Stated goal.
Images are not part of the copy; write out the rest of the data exactly as given.

━━━

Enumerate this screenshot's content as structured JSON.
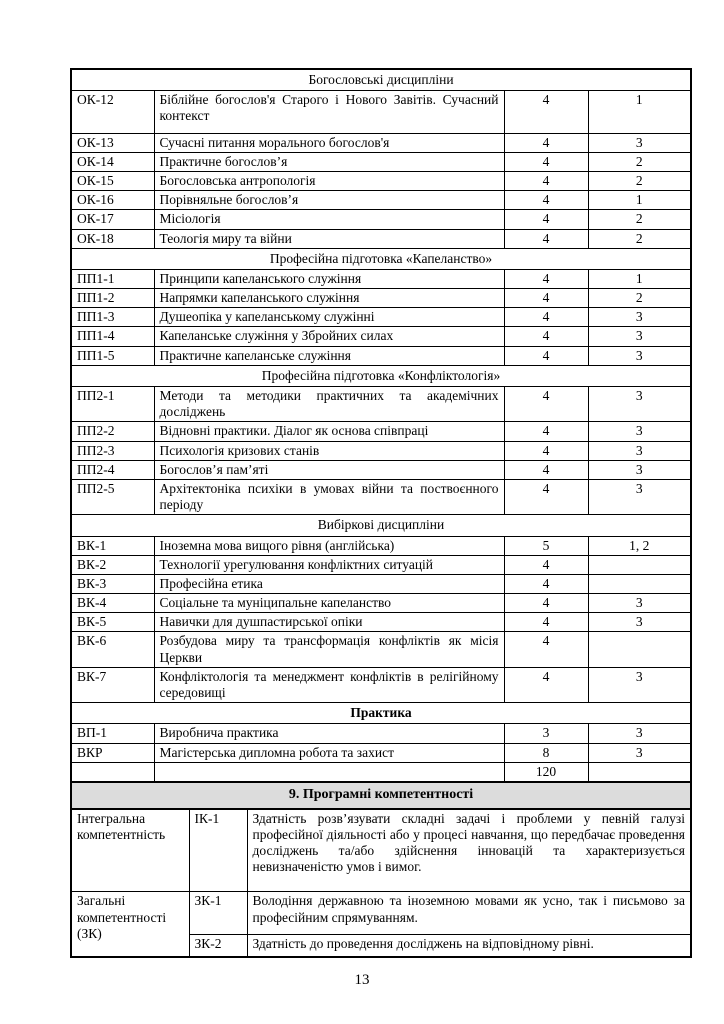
{
  "colors": {
    "section9_background": "#dcdcdc",
    "border": "#000000",
    "text": "#000000",
    "page_background": "#ffffff"
  },
  "main_table": {
    "rows": [
      {
        "type": "section",
        "label": "Богословські дисципліни"
      },
      {
        "type": "item",
        "code": "ОК-12",
        "name": "Біблійне богослов'я Старого і Нового Завітів. Сучасний контекст",
        "credits": "4",
        "semester": "1"
      },
      {
        "type": "item",
        "code": "ОК-13",
        "name": "Сучасні питання морального богослов'я",
        "credits": "4",
        "semester": "3"
      },
      {
        "type": "item",
        "code": "ОК-14",
        "name": "Практичне богослов’я",
        "credits": "4",
        "semester": "2"
      },
      {
        "type": "item",
        "code": "ОК-15",
        "name": "Богословська антропологія",
        "credits": "4",
        "semester": "2"
      },
      {
        "type": "item",
        "code": "ОК-16",
        "name": "Порівняльне богослов’я",
        "credits": "4",
        "semester": "1"
      },
      {
        "type": "item",
        "code": "ОК-17",
        "name": "Місіологія",
        "credits": "4",
        "semester": "2"
      },
      {
        "type": "item",
        "code": "ОК-18",
        "name": "Теологія миру та війни",
        "credits": "4",
        "semester": "2"
      },
      {
        "type": "section",
        "label": "Професійна підготовка «Капеланство»"
      },
      {
        "type": "item",
        "code": "ПП1-1",
        "name": "Принципи капеланського служіння",
        "credits": "4",
        "semester": "1"
      },
      {
        "type": "item",
        "code": "ПП1-2",
        "name": "Напрямки капеланського служіння",
        "credits": "4",
        "semester": "2"
      },
      {
        "type": "item",
        "code": "ПП1-3",
        "name": "Душеопіка у капеланському служінні",
        "credits": "4",
        "semester": "3"
      },
      {
        "type": "item",
        "code": "ПП1-4",
        "name": "Капеланське служіння у Збройних силах",
        "credits": "4",
        "semester": "3"
      },
      {
        "type": "item",
        "code": "ПП1-5",
        "name": "Практичне капеланське служіння",
        "credits": "4",
        "semester": "3"
      },
      {
        "type": "section",
        "label": "Професійна підготовка «Конфліктологія»"
      },
      {
        "type": "item",
        "code": "ПП2-1",
        "name": "Методи та методики практичних та академічних досліджень",
        "credits": "4",
        "semester": "3"
      },
      {
        "type": "item",
        "code": "ПП2-2",
        "name": "Відновні практики. Діалог як основа співпраці",
        "credits": "4",
        "semester": "3"
      },
      {
        "type": "item",
        "code": "ПП2-3",
        "name": "Психологія кризових станів",
        "credits": "4",
        "semester": "3"
      },
      {
        "type": "item",
        "code": "ПП2-4",
        "name": "Богослов’я пам’яті",
        "credits": "4",
        "semester": "3"
      },
      {
        "type": "item",
        "code": "ПП2-5",
        "name": "Архітектоніка психіки в умовах війни та поствоєнного періоду",
        "credits": "4",
        "semester": "3"
      },
      {
        "type": "section",
        "label": "Вибіркові дисципліни"
      },
      {
        "type": "item",
        "code": "ВК-1",
        "name": "Іноземна мова вищого рівня (англійська)",
        "credits": "5",
        "semester": "1, 2"
      },
      {
        "type": "item",
        "code": "ВК-2",
        "name": "Технології урегулювання конфліктних ситуацій",
        "credits": "4",
        "semester": ""
      },
      {
        "type": "item",
        "code": "ВК-3",
        "name": "Професійна етика",
        "credits": "4",
        "semester": ""
      },
      {
        "type": "item",
        "code": "ВК-4",
        "name": "Соціальне та муніципальне капеланство",
        "credits": "4",
        "semester": "3"
      },
      {
        "type": "item",
        "code": "ВК-5",
        "name": "Навички для душпастирської опіки",
        "credits": "4",
        "semester": "3"
      },
      {
        "type": "item",
        "code": "ВК-6",
        "name": "Розбудова миру та трансформація конфліктів як місія Церкви",
        "credits": "4",
        "semester": ""
      },
      {
        "type": "item",
        "code": "ВК-7",
        "name": "Конфліктологія та менеджмент конфліктів в релігійному середовищі",
        "credits": "4",
        "semester": "3"
      },
      {
        "type": "section",
        "label": "Практика",
        "bold": true
      },
      {
        "type": "item",
        "code": "ВП-1",
        "name": "Виробнича практика",
        "credits": "3",
        "semester": "3"
      },
      {
        "type": "item",
        "code": "ВКР",
        "name": "Магістерська дипломна робота та захист",
        "credits": "8",
        "semester": "3"
      },
      {
        "type": "total",
        "credits": "120"
      }
    ]
  },
  "competencies": {
    "title": "9. Програмні компетентності",
    "rows": [
      {
        "category": "Інтегральна компетентність",
        "code": "ІК-1",
        "text": "Здатність розв’язувати складні задачі і проблеми у певній галузі професійної діяльності або у процесі навчання, що передбачає проведення досліджень та/або здійснення інновацій та характеризується невизначеністю умов і вимог."
      },
      {
        "category": "Загальні компетентності (ЗК)",
        "code": "ЗК-1",
        "text": "Володіння державною та іноземною мовами як усно, так і письмово за професійним спрямуванням."
      },
      {
        "category": "",
        "code": "ЗК-2",
        "text": "Здатність до проведення досліджень на відповідному рівні."
      }
    ]
  },
  "footer": {
    "page_number": "13"
  }
}
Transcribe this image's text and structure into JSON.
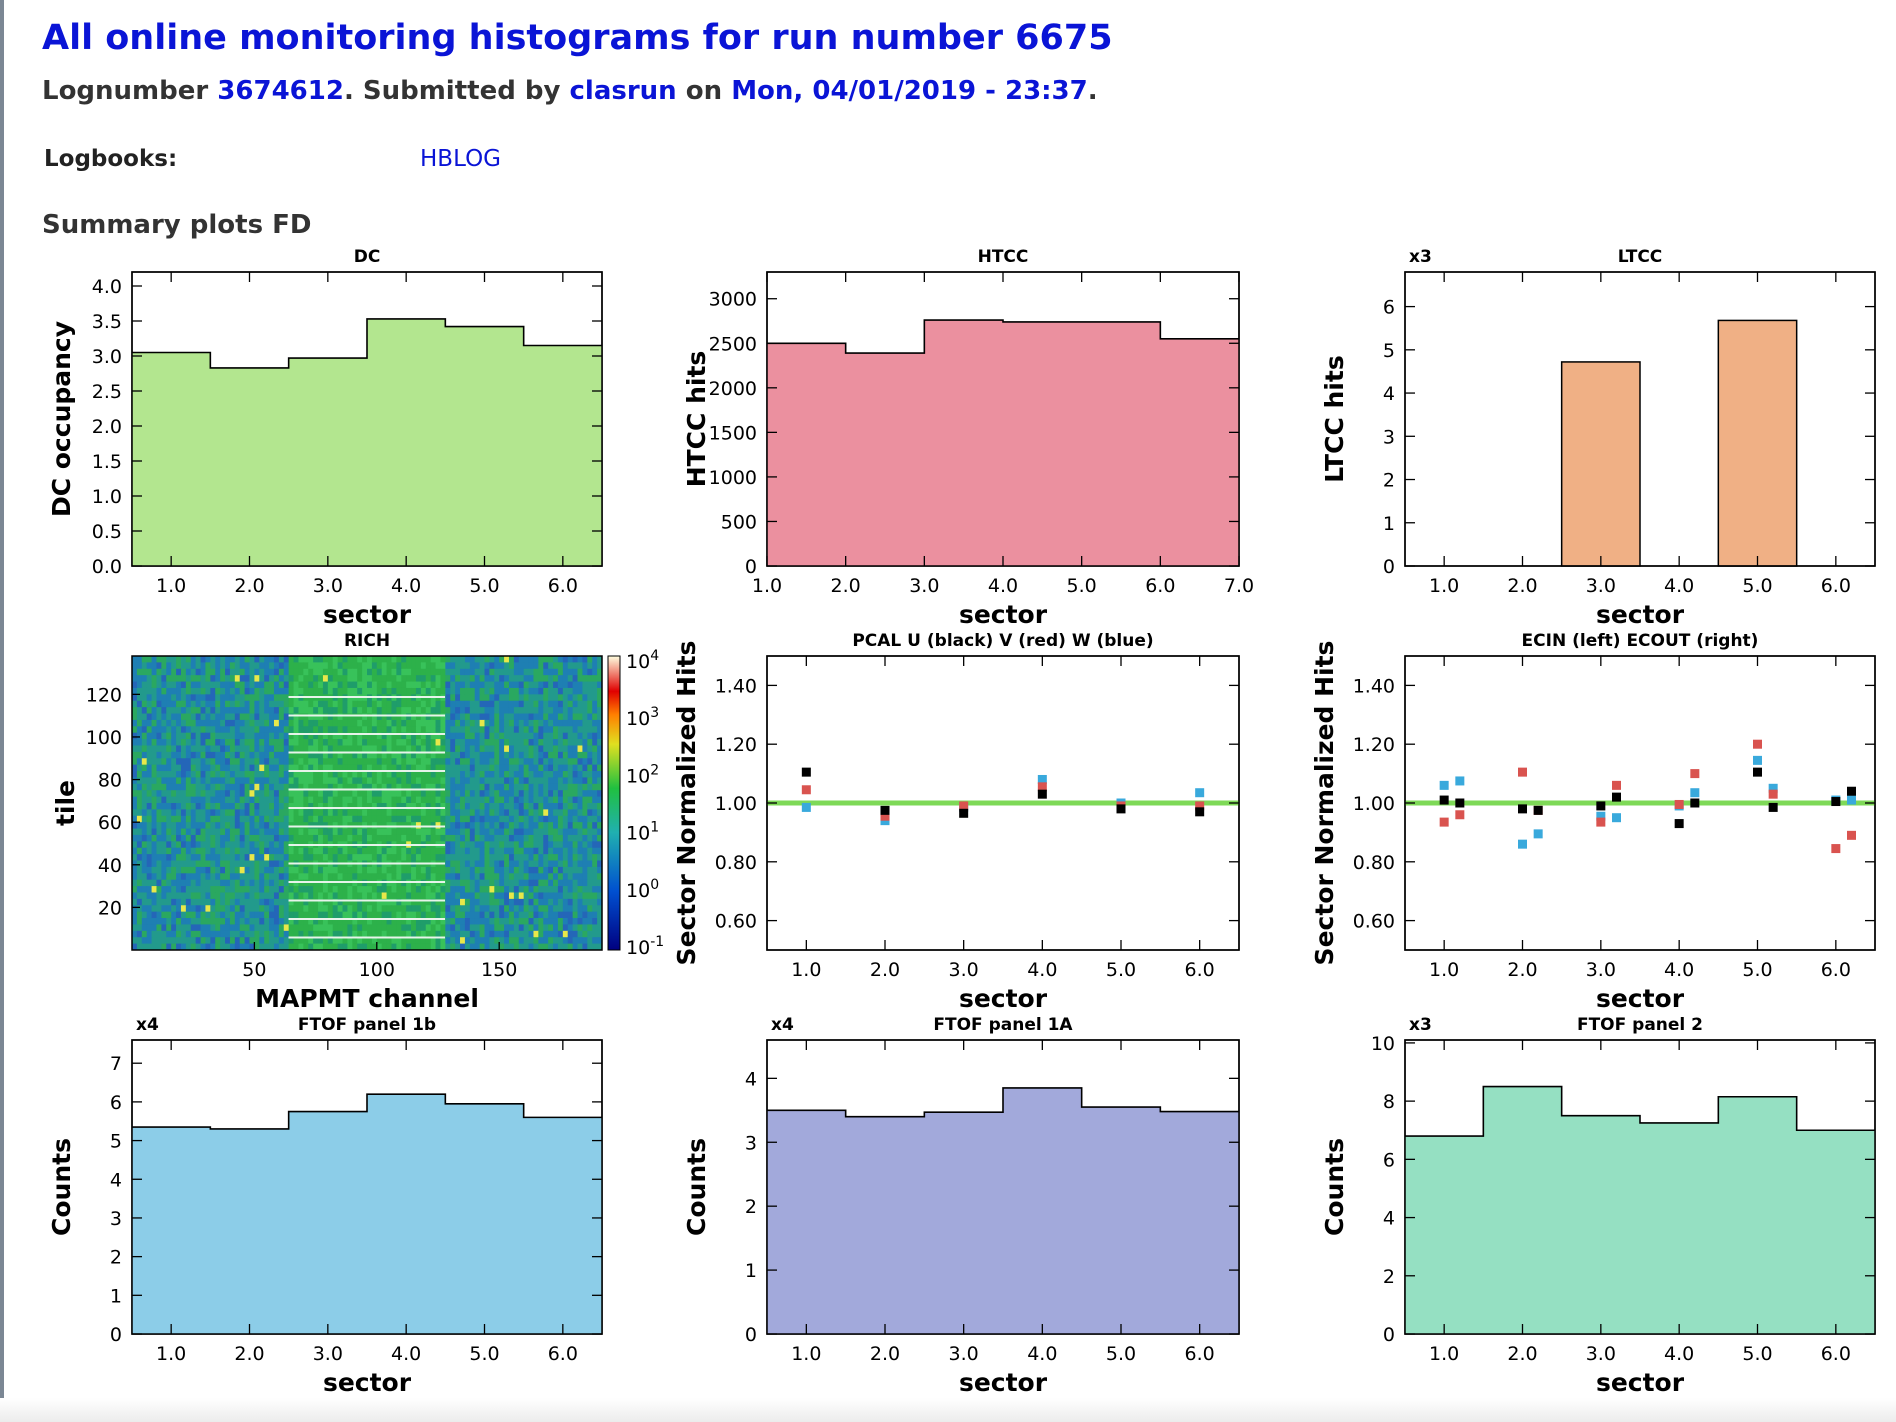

━━━

Solution for this task.
Enumerate this screenshot's content as structured JSON.
{
  "colors": {
    "section9_background": "#dcdcdc",
    "border": "#000000",
    "text": "#000000",
    "page_background": "#ffffff"
  },
  "main_table": {
    "rows": [
      {
        "type": "section",
        "label": "Богословські дисципліни"
      },
      {
        "type": "item",
        "code": "ОК-12",
        "name": "Біблійне богослов'я Старого і Нового Завітів. Сучасний контекст",
        "credits": "4",
        "semester": "1"
      },
      {
        "type": "item",
        "code": "ОК-13",
        "name": "Сучасні питання морального богослов'я",
        "credits": "4",
        "semester": "3"
      },
      {
        "type": "item",
        "code": "ОК-14",
        "name": "Практичне богослов’я",
        "credits": "4",
        "semester": "2"
      },
      {
        "type": "item",
        "code": "ОК-15",
        "name": "Богословська антропологія",
        "credits": "4",
        "semester": "2"
      },
      {
        "type": "item",
        "code": "ОК-16",
        "name": "Порівняльне богослов’я",
        "credits": "4",
        "semester": "1"
      },
      {
        "type": "item",
        "code": "ОК-17",
        "name": "Місіологія",
        "credits": "4",
        "semester": "2"
      },
      {
        "type": "item",
        "code": "ОК-18",
        "name": "Теологія миру та війни",
        "credits": "4",
        "semester": "2"
      },
      {
        "type": "section",
        "label": "Професійна підготовка «Капеланство»"
      },
      {
        "type": "item",
        "code": "ПП1-1",
        "name": "Принципи капеланського служіння",
        "credits": "4",
        "semester": "1"
      },
      {
        "type": "item",
        "code": "ПП1-2",
        "name": "Напрямки капеланського служіння",
        "credits": "4",
        "semester": "2"
      },
      {
        "type": "item",
        "code": "ПП1-3",
        "name": "Душеопіка у капеланському служінні",
        "credits": "4",
        "semester": "3"
      },
      {
        "type": "item",
        "code": "ПП1-4",
        "name": "Капеланське служіння у Збройних силах",
        "credits": "4",
        "semester": "3"
      },
      {
        "type": "item",
        "code": "ПП1-5",
        "name": "Практичне капеланське служіння",
        "credits": "4",
        "semester": "3"
      },
      {
        "type": "section",
        "label": "Професійна підготовка «Конфліктологія»"
      },
      {
        "type": "item",
        "code": "ПП2-1",
        "name": "Методи та методики практичних та академічних досліджень",
        "credits": "4",
        "semester": "3"
      },
      {
        "type": "item",
        "code": "ПП2-2",
        "name": "Відновні практики. Діалог як основа співпраці",
        "credits": "4",
        "semester": "3"
      },
      {
        "type": "item",
        "code": "ПП2-3",
        "name": "Психологія кризових станів",
        "credits": "4",
        "semester": "3"
      },
      {
        "type": "item",
        "code": "ПП2-4",
        "name": "Богослов’я пам’яті",
        "credits": "4",
        "semester": "3"
      },
      {
        "type": "item",
        "code": "ПП2-5",
        "name": "Архітектоніка психіки в умовах війни та поствоєнного періоду",
        "credits": "4",
        "semester": "3"
      },
      {
        "type": "section",
        "label": "Вибіркові дисципліни"
      },
      {
        "type": "item",
        "code": "ВК-1",
        "name": "Іноземна мова вищого рівня (англійська)",
        "credits": "5",
        "semester": "1, 2"
      },
      {
        "type": "item",
        "code": "ВК-2",
        "name": "Технології урегулювання конфліктних ситуацій",
        "credits": "4",
        "semester": ""
      },
      {
        "type": "item",
        "code": "ВК-3",
        "name": "Професійна етика",
        "credits": "4",
        "semester": ""
      },
      {
        "type": "item",
        "code": "ВК-4",
        "name": "Соціальне та муніципальне капеланство",
        "credits": "4",
        "semester": "3"
      },
      {
        "type": "item",
        "code": "ВК-5",
        "name": "Навички для душпастирської опіки",
        "credits": "4",
        "semester": "3"
      },
      {
        "type": "item",
        "code": "ВК-6",
        "name": "Розбудова миру та трансформація конфліктів як місія Церкви",
        "credits": "4",
        "semester": ""
      },
      {
        "type": "item",
        "code": "ВК-7",
        "name": "Конфліктологія та менеджмент конфліктів в релігійному середовищі",
        "credits": "4",
        "semester": "3"
      },
      {
        "type": "section",
        "label": "Практика",
        "bold": true
      },
      {
        "type": "item",
        "code": "ВП-1",
        "name": "Виробнича практика",
        "credits": "3",
        "semester": "3"
      },
      {
        "type": "item",
        "code": "ВКР",
        "name": "Магістерська дипломна робота та захист",
        "credits": "8",
        "semester": "3"
      },
      {
        "type": "total",
        "credits": "120"
      }
    ]
  },
  "competencies": {
    "title": "9. Програмні компетентності",
    "rows": [
      {
        "category": "Інтегральна компетентність",
        "code": "ІК-1",
        "text": "Здатність розв’язувати складні задачі і проблеми у певній галузі професійної діяльності або у процесі навчання, що передбачає проведення досліджень та/або здійснення інновацій та характеризується невизначеністю умов і вимог."
      },
      {
        "category": "Загальні компетентності (ЗК)",
        "code": "ЗК-1",
        "text": "Володіння державною та іноземною мовами як усно, так і письмово за професійним спрямуванням."
      },
      {
        "category": "",
        "code": "ЗК-2",
        "text": "Здатність до проведення досліджень на відповідному рівні."
      }
    ]
  },
  "footer": {
    "page_number": "13"
  }
}
Transcribe this image's text and structure into JSON.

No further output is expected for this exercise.